> _DIRECTIONS FOR THIS TASK_: Where the data below has the string "chat", return the whole line.

-- Start DATA ENTRIES --

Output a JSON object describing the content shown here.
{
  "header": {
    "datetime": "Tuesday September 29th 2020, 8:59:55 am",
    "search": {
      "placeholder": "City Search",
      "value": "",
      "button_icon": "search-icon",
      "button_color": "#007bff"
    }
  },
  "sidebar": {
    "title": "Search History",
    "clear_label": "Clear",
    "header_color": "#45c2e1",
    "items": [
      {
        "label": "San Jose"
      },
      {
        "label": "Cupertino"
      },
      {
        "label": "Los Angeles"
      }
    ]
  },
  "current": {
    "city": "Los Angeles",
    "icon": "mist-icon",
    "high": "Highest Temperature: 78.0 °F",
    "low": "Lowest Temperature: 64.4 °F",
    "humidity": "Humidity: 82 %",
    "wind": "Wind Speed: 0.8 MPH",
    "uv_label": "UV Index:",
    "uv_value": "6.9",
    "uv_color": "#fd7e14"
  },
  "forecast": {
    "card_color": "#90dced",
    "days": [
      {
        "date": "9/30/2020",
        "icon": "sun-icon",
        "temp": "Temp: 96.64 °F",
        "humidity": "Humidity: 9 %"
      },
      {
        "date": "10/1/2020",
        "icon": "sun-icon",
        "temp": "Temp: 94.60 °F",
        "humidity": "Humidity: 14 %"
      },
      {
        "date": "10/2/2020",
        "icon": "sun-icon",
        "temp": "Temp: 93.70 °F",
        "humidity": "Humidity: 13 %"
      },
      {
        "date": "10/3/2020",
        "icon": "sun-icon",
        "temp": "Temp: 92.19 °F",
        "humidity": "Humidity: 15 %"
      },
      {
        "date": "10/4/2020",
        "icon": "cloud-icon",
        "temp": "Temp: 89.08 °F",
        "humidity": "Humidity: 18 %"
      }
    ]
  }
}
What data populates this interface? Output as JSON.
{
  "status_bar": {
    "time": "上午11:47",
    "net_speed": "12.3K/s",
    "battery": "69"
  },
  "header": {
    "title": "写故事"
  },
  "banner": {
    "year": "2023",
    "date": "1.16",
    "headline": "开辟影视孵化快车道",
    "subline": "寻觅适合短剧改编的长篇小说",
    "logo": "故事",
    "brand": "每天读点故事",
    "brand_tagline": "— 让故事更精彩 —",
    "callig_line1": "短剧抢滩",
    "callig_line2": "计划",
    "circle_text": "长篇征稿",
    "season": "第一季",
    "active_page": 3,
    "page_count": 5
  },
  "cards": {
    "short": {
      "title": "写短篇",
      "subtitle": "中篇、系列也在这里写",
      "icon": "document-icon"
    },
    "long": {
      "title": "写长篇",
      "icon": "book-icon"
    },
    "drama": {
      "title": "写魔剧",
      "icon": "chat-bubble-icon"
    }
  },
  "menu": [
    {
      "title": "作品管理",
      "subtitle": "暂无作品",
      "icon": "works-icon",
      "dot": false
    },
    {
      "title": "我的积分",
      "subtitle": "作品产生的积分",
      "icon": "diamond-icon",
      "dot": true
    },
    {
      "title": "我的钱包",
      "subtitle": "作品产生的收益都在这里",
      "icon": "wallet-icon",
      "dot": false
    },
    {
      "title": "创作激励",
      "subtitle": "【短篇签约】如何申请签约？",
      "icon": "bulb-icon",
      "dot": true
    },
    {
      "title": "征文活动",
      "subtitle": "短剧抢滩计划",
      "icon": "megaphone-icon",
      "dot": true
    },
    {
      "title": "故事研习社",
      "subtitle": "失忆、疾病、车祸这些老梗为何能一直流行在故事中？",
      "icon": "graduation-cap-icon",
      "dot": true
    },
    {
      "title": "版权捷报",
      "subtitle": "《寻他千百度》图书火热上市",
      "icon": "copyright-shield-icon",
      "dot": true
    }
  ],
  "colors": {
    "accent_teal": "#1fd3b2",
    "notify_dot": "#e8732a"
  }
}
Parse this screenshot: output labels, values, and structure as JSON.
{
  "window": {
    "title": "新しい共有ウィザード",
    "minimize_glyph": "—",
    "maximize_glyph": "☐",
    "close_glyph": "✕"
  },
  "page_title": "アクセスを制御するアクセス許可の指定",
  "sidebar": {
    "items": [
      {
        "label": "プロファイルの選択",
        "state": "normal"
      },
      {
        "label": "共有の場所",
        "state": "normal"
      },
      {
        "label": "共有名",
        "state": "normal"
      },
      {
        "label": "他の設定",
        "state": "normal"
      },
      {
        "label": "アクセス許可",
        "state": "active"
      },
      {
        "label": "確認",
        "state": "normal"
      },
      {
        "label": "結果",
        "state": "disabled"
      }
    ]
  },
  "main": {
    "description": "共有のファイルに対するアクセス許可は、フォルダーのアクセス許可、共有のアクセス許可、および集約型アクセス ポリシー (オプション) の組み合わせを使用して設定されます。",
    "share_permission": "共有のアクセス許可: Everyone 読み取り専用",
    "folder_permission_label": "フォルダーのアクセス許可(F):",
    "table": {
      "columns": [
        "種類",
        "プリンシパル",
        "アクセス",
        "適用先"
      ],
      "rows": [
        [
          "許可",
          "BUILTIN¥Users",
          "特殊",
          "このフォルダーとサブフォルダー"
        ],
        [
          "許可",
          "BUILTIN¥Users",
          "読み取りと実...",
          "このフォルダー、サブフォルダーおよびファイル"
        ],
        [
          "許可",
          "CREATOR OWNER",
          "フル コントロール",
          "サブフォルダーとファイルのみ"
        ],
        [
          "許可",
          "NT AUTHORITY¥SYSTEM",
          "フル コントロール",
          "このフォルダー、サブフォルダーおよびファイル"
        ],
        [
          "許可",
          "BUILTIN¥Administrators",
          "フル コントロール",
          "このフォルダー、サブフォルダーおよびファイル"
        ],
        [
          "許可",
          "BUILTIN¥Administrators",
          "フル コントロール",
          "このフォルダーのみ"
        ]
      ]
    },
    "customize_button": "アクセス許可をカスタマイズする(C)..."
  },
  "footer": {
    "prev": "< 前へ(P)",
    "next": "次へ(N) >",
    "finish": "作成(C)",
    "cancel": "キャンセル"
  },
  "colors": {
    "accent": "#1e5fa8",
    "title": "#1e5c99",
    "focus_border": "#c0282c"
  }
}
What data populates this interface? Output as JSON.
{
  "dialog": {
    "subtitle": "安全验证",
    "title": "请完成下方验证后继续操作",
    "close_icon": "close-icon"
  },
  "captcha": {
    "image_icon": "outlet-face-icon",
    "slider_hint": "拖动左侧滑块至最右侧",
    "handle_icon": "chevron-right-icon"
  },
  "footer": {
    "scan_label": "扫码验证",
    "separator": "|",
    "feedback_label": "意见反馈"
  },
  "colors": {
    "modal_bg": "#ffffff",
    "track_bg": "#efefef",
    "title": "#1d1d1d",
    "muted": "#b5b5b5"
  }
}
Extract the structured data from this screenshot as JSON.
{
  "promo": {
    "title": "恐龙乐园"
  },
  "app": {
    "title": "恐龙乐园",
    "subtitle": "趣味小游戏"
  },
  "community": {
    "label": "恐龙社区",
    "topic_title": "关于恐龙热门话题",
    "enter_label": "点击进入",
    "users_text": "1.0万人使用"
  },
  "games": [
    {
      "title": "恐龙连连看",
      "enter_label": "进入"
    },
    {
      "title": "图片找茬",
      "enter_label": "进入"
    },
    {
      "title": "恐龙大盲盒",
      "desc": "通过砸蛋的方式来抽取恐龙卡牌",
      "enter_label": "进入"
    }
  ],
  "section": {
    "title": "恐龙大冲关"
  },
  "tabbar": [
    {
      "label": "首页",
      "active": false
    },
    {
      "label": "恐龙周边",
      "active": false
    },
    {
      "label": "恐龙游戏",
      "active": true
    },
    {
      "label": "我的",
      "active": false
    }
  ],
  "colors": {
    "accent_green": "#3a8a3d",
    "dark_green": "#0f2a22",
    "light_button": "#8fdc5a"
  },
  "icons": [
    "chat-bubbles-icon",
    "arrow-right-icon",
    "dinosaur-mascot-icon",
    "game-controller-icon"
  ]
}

-- End DATA ENTRIES --

> _FULL OUTPUT_:
      "icon": "chat-bubble-icon"
    "chat-bubbles-icon",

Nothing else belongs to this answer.